* Exercise goal:
Reproduce the listing verbatim.

(Dataset items)
....................

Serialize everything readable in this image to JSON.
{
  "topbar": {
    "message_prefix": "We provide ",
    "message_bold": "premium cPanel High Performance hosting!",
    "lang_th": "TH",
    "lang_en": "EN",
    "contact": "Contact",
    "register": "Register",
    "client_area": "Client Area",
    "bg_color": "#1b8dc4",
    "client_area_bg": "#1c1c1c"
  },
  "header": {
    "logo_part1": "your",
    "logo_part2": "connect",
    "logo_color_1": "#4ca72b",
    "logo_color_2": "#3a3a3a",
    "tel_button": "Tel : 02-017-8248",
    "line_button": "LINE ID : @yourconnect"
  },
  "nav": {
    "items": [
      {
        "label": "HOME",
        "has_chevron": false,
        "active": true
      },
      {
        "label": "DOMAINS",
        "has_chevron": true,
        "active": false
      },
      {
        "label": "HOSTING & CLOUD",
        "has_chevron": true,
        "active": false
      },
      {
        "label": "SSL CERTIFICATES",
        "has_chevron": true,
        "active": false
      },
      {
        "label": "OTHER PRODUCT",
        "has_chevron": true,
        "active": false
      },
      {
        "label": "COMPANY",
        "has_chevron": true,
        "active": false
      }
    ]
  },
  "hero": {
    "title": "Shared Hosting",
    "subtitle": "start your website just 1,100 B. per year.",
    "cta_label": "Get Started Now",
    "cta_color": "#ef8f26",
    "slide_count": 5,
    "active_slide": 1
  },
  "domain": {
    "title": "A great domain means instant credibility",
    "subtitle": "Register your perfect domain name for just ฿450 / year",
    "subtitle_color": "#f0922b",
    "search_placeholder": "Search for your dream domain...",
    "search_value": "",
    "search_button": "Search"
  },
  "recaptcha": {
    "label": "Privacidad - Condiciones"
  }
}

....................

* Result of this task:
Serialize everything readable in this image to JSON.
{
  "topbar": {
    "message_prefix": "We provide ",
    "message_bold": "premium cPanel High Performance hosting!",
    "lang_th": "TH",
    "lang_en": "EN",
    "contact": "Contact",
    "register": "Register",
    "client_area": "Client Area",
    "bg_color": "#1b8dc4",
    "client_area_bg": "#1c1c1c"
  },
  "header": {
    "logo_part1": "your",
    "logo_part2": "connect",
    "logo_color_1": "#4ca72b",
    "logo_color_2": "#3a3a3a",
    "tel_button": "Tel : 02-017-8248",
    "line_button": "LINE ID : @yourconnect"
  },
  "nav": {
    "items": [
      {
        "label": "HOME",
        "has_chevron": false,
        "active": true
      },
      {
        "label": "DOMAINS",
        "has_chevron": true,
        "active": false
      },
      {
        "label": "HOSTING & CLOUD",
        "has_chevron": true,
        "active": false
      },
      {
        "label": "SSL CERTIFICATES",
        "has_chevron": true,
        "active": false
      },
      {
        "label": "OTHER PRODUCT",
        "has_chevron": true,
        "active": false
      },
      {
        "label": "COMPANY",
        "has_chevron": true,
        "active": false
      }
    ]
  },
  "hero": {
    "title": "Shared Hosting",
    "subtitle": "start your website just 1,100 B. per year.",
    "cta_label": "Get Started Now",
    "cta_color": "#ef8f26",
    "slide_count": 5,
    "active_slide": 1
  },
  "domain": {
    "title": "A great domain means instant credibility",
    "subtitle": "Register your perfect domain name for just ฿450 / year",
    "subtitle_color": "#f0922b",
    "search_placeholder": "Search for your dream domain...",
    "search_value": "",
    "search_button": "Search"
  },
  "recaptcha": {
    "label": "Privacidad - Condiciones"
  }
}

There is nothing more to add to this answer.